**Information shown**:

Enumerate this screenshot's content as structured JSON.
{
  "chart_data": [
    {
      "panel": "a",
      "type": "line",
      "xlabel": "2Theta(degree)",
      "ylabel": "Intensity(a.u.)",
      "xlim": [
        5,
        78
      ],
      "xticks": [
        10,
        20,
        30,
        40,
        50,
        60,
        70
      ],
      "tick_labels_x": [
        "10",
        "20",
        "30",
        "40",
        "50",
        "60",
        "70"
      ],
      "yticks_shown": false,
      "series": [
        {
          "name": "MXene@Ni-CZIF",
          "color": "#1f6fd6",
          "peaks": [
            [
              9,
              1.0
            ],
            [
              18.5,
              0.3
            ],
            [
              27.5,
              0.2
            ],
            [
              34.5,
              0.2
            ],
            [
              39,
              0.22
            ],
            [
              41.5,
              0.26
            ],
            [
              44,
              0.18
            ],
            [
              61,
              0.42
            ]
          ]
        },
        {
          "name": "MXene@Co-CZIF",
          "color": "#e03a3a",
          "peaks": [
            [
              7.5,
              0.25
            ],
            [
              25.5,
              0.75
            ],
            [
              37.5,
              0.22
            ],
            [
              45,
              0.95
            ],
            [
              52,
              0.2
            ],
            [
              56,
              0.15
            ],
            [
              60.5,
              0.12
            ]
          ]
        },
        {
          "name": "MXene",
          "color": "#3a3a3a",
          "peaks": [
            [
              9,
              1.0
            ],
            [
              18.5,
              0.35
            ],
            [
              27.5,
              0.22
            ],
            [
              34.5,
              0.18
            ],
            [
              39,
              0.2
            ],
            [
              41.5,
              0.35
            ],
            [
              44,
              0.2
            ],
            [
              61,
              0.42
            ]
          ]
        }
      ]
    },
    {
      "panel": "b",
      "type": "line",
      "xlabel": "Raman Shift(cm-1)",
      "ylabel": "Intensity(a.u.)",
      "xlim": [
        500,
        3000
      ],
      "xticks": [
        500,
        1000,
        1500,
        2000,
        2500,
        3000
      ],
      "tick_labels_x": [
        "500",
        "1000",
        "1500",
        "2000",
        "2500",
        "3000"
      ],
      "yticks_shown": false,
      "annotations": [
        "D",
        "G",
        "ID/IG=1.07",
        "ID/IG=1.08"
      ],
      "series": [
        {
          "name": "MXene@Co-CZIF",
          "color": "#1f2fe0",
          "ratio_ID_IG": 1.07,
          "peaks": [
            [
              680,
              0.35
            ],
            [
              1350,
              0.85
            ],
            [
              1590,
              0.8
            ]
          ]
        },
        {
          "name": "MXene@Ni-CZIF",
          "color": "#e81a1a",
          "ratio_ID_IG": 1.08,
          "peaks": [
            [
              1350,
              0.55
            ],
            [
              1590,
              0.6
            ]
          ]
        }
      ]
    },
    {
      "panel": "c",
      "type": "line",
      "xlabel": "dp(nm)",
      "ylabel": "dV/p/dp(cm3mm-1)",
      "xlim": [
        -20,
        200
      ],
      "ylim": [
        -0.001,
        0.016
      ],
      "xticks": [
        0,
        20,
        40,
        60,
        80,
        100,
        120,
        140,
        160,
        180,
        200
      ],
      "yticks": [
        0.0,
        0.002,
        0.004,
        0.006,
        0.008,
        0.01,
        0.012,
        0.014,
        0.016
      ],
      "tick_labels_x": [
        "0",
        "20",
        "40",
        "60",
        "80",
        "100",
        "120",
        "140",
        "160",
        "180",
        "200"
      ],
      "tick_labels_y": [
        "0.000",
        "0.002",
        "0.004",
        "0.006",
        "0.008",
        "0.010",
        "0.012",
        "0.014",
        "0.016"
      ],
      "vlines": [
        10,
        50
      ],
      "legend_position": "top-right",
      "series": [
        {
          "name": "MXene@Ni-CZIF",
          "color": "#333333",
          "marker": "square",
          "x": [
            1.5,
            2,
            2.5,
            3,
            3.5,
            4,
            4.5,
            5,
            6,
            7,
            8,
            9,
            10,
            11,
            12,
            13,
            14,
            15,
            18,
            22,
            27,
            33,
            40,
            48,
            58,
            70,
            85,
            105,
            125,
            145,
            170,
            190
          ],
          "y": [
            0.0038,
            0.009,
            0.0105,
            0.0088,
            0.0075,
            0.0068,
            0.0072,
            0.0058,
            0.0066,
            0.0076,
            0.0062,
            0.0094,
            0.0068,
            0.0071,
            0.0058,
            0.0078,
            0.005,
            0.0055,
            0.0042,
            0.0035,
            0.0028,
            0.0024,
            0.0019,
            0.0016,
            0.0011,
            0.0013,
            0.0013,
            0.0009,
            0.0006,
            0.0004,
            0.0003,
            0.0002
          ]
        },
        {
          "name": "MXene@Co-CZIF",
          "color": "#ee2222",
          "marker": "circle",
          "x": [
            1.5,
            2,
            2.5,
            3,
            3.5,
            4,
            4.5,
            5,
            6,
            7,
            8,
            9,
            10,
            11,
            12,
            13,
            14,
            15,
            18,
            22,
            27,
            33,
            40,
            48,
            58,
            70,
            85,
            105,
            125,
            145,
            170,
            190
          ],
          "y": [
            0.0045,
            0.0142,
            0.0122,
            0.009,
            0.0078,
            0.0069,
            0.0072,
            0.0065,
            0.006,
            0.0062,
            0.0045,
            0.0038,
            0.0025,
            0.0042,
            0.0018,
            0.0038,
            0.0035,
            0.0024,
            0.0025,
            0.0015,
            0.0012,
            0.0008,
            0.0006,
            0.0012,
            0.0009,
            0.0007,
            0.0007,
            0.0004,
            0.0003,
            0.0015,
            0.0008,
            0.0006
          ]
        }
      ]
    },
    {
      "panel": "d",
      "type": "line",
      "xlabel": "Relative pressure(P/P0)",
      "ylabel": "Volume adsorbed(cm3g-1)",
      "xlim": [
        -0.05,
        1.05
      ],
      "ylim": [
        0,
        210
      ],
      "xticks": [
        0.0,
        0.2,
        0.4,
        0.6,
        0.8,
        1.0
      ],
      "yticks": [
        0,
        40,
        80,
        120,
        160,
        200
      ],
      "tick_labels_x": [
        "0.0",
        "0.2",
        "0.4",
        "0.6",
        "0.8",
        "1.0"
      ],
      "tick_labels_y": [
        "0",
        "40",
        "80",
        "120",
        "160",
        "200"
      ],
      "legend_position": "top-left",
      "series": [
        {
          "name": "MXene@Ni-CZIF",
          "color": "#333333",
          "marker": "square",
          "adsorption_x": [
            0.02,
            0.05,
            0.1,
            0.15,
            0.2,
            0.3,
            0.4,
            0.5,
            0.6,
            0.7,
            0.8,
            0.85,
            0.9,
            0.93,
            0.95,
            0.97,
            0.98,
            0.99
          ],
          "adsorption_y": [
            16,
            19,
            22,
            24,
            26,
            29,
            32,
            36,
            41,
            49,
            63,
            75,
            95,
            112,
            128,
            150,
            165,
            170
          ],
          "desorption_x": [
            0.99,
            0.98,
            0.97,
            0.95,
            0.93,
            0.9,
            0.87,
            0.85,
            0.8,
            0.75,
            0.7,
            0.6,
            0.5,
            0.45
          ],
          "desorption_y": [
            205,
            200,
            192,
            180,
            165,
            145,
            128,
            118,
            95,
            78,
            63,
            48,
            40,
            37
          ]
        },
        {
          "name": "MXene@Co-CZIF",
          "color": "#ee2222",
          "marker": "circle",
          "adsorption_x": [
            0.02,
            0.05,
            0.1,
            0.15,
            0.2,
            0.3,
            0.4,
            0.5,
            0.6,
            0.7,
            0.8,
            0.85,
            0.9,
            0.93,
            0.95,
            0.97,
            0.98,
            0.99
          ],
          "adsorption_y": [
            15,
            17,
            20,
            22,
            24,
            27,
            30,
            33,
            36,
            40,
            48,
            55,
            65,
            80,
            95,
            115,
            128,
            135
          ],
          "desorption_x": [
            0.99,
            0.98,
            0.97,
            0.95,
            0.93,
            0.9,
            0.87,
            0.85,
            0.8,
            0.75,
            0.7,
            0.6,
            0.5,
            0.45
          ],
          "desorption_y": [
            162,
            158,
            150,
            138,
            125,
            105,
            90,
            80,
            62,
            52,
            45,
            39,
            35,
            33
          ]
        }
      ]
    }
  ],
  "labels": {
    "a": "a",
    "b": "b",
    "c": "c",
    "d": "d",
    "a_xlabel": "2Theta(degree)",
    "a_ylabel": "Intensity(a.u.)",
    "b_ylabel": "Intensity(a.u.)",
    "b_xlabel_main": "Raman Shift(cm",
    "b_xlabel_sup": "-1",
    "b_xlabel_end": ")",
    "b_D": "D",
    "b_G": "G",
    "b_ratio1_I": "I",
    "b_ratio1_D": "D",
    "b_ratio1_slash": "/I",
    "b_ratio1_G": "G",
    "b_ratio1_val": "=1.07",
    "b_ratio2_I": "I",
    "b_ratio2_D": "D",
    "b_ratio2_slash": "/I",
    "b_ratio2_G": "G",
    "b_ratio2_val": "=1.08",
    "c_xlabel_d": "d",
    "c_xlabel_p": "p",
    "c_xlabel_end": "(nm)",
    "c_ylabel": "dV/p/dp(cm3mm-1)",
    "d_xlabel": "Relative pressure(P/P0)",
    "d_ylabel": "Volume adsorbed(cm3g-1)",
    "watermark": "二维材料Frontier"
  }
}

**Instructions to follow**:
Work out how many lines of the listing above include "Volume". Answer with the number and nothing more.

**Result for this task**:
2